- _What this exercise asks_:
[1] Do the following statements agree with the discussion of MVP and WinForms? Answer yes or no for each, and quote the deciding words from the text. (a) CAB is described as Microsoft's framework for WinForms. (b) Data-binding is said to be compulsory in WPF. (c) Enterprise Architecture, Patterns and Practices is described as fully current.
[2] Reproduce the passage of the discussion of MVP and WinForms between "Forms implementing form" and "with the Model.", inclusive.

[Excerpt provided — start]

Yes we can. We have all the pieces. We just have to glue them together.
I believe that MVP is a pattern well-suited to WinForms development - as is partly evidenced by it's use in CAB - Microsoft's framework for WinForms.
I use MVP in WinForms to extract code out of the View - because I can't test the View code. And also to enable code that needs to be reused (or is duplicated) to stay out of the View where it can't be shared.
I can refer to my own project where I use the MVP pattern ExceptionReporter.NET. Though I'm sure I don't use it perfectly.
You mentioned MVVM working for WPF - I think the reason for that is because of strong data-binding support. If you were not using data-binding in WPF (and it's certainly not compulsory) then you could choose MVP. The point being that MVP is a strong choice for any client-side application. And possibly a 'better' choice, even in WPF, if you plan on sharing code between projects that aren't WPF.
For more evidence of the value of using MVP in WinForms see Boodhoo's video presentation on using MVP:
http://www.bestechvideos.com/2008/06/29/dnrtv-show-14-jean-paul-boodhoo-on-model-view-presenter
And an MSDN article by the same author at http://msdn.microsoft.com/en-us/magazine/cc188690.aspx
The BindTree method seems a little
flawed to me. Suddenly the the View
knows abou the Model. Is that a good
thing? There must be tons of poeple
being confronted with these kind of
problems. I am surprised that there
aren't any books about it. Since there
are books about everything in the .NET
world.
These Design not about hiding the model rather precisely defining the interactions between the different layers of the applications. You can change the backend completely and as long as you pass a Model through Bindtree your UI will continue to work.
Now class Model may be a poor choice of a name in the example that Rajesh gives. It can be TreeData, or RecordsData. However you define it, it has what you need to using the binding mechanism of Winforms to bind a specific control to the underlying data.
The best site to browse for this kind of material is here. Martin Fowler has collected a variety of useful UI design pattern and enterprise design patterns.
Again the key to this is the use of interfaces to precisely define how each layer interact with each other.
In my own application (a CAD/CAM applications used to run metal cutting machines) my structure looks like this.
Forms implementing form interfaces
UIDLL with views implementing view
interfaces that interact with forms
through the form interface. The
specific views register themselves
with UIViewDLL Views executes Command Objects found
in command libraries that interact
with the Model.
Command libraries; lists of
commands implementing ICommand.
The command that interact with
views do so through the interfaces
exposed in UIViewDLL.
UIViewDLL; exposes the View Interfaces
used by the commands.
Model; the classes and collection that
make up core data structures of my
application. For me these are things
like material, cuttingpaths, shape,
sheets, torches, etc.
Utility; a DLL that has commonly used
utility classes used by my company
that span different application. For
example complex math functions.
You can use Enterprise Architecture, Patterns and Practices as the starting point, although they are slightly dated.
Under General Guidance there is Application Architecture for .NET: Designing Applications and Services, which is a good introduction to .NET ways and layered N-tier application.
alt text http://i.msdn.microsoft.com/ms954595.f00aa01%28en-us%2CMSDN.10%29.gif
For more formal "patterns", there is Enterprise Solution Patterns Using Microsoft .NET.
(source: microsoft.com)
To name a few,
Model-View-Controller
Intercepting Filter
Three-Layered Services Application
The first good explanation of UI design patterns I read was in Jeremy Miller's blog - Building Your Own CAB. It describes the common patterns - Passive View, MVP, etc. and addresses some of the ways you might implement them in C#.
You can try MugenMvvmToolkit that allows to use a "pure MVVM" for WinForms.
Due to the fact that it supports bindings on all platforms, all of the native binding features available for WPF platform available on all platforms (include WinForms).

[Excerpt provided — finish]
[Records supplied — start]

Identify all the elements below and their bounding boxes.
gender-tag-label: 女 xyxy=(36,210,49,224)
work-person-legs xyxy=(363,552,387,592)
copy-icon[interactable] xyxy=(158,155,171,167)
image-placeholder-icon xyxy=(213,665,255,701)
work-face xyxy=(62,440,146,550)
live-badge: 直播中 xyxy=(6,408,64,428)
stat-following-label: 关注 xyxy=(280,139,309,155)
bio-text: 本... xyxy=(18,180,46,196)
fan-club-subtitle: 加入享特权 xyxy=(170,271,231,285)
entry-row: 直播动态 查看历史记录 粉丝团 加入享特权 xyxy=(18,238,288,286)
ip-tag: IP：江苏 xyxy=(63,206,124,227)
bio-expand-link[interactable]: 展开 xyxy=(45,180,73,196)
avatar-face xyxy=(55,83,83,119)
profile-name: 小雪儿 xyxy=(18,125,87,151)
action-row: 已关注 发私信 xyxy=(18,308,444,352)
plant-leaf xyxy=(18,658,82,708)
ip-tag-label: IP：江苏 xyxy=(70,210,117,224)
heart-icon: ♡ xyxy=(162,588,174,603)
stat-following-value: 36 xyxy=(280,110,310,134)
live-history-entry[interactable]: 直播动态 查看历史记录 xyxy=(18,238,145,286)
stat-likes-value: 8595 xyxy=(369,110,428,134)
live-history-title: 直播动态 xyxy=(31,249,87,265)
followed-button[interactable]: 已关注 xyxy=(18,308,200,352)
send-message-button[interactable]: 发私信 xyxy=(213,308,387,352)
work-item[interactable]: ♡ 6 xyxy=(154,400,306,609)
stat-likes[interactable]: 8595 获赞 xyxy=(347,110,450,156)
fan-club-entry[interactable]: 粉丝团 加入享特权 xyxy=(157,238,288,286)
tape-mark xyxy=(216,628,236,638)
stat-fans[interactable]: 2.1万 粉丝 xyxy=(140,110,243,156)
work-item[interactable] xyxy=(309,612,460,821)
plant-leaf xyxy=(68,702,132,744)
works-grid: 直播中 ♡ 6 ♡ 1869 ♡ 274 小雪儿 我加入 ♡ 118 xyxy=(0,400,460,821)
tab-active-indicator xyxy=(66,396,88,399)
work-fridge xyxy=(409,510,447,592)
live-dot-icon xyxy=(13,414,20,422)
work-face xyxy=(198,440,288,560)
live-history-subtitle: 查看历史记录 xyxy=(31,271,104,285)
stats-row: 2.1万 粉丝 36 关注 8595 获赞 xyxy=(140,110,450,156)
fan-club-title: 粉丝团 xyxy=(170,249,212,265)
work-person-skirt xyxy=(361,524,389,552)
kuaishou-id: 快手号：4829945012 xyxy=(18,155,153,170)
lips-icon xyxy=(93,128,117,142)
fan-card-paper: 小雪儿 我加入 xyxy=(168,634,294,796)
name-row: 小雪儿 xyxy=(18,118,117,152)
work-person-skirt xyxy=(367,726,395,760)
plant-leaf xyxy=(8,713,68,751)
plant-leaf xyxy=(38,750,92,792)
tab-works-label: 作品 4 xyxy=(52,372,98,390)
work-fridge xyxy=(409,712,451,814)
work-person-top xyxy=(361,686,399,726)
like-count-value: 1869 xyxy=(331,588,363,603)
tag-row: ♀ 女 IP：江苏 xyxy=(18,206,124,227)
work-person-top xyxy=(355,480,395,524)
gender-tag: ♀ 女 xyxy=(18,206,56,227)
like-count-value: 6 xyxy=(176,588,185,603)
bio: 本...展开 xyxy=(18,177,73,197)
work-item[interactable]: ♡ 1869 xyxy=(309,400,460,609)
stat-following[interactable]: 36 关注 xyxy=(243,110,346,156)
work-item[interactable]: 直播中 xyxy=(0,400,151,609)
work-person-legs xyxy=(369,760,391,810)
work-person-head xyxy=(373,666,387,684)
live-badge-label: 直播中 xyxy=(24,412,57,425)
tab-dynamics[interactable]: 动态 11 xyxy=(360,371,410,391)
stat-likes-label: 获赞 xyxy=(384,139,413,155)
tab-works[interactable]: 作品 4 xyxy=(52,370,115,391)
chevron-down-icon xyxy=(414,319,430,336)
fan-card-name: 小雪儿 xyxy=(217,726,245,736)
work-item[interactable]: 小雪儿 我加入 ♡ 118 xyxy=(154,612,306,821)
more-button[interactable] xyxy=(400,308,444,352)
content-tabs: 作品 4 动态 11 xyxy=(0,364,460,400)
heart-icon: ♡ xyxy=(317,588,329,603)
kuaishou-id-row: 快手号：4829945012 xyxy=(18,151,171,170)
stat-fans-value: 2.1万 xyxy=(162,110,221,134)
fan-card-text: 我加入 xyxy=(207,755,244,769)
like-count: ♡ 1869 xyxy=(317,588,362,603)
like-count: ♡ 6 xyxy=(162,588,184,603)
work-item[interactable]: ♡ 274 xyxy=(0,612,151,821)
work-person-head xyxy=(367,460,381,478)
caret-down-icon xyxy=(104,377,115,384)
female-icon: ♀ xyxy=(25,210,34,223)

[Records supplied — finish]

- _Your responses_:
[1]
(a) Yes: "CAB - Microsoft's framework for WinForms"
(b) No: "and it's certainly not compulsory"
(c) No: "although they are slightly dated"

[2]
Forms implementing form interfaces
UIDLL with views implementing view
interfaces that interact with forms
through the form interface. The
specific views register themselves
with UIViewDLL Views executes Command Objects found
in command libraries that interact
with the Model.